* GIVEN INSTRUCTION *
From the data that follows, report how many lines hold the string "structured", giving only the number.

* INFORMATION PROVIDED *
start

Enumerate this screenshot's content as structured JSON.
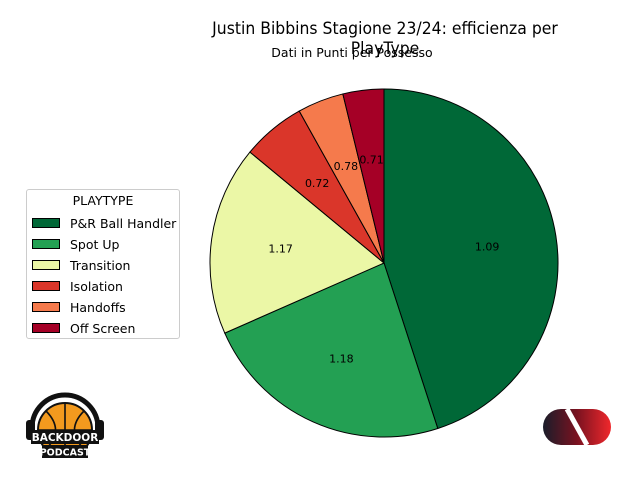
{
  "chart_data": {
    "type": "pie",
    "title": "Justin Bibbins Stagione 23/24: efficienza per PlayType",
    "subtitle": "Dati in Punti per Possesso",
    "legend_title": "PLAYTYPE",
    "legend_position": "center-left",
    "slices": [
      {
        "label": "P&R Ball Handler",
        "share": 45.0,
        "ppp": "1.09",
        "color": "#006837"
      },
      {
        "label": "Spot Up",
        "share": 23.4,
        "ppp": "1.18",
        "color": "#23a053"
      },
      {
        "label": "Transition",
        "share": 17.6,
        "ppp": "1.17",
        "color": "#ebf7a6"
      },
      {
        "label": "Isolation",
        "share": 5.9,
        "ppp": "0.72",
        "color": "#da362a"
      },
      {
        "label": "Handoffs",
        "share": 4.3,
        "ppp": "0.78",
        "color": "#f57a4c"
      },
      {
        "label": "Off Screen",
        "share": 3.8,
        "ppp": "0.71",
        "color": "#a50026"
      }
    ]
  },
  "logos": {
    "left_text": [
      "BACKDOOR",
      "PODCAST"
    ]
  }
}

end
start

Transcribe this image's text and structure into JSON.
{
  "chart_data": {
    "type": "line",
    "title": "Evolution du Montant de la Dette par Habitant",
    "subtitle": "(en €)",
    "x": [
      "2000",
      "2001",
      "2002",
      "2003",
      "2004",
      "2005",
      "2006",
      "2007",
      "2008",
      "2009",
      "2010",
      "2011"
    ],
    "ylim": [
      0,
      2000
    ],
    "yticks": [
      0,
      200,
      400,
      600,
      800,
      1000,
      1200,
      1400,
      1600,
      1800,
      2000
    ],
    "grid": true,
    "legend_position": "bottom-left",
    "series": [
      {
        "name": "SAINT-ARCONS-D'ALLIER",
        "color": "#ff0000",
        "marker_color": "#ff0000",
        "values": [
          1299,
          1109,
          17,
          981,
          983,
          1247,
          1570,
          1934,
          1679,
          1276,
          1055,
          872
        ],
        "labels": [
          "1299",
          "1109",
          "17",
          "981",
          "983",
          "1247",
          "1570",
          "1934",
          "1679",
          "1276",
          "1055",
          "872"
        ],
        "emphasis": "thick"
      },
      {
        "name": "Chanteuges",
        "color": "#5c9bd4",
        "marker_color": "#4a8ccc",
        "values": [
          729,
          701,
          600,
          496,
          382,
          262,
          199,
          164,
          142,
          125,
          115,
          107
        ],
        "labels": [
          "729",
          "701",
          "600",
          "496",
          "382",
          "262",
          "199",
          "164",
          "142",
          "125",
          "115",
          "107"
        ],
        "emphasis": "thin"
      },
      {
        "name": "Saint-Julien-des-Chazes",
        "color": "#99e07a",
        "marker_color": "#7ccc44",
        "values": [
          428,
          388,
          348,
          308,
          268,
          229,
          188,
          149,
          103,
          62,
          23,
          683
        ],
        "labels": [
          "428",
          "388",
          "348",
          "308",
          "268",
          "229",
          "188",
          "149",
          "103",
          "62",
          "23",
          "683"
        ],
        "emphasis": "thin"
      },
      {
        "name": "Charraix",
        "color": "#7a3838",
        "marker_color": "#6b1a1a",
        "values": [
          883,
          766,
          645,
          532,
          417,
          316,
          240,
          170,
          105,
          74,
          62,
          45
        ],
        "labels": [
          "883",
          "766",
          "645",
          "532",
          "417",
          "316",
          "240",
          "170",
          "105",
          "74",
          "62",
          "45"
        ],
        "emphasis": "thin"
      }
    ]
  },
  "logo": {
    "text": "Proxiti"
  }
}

end
start

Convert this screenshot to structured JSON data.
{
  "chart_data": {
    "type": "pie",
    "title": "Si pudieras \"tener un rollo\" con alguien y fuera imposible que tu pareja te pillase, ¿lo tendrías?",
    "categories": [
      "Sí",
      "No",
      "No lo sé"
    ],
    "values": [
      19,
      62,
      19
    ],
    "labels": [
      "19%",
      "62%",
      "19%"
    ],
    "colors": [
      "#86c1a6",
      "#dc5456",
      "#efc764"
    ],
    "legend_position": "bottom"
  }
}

end

* WRITTEN RESPONSE *
2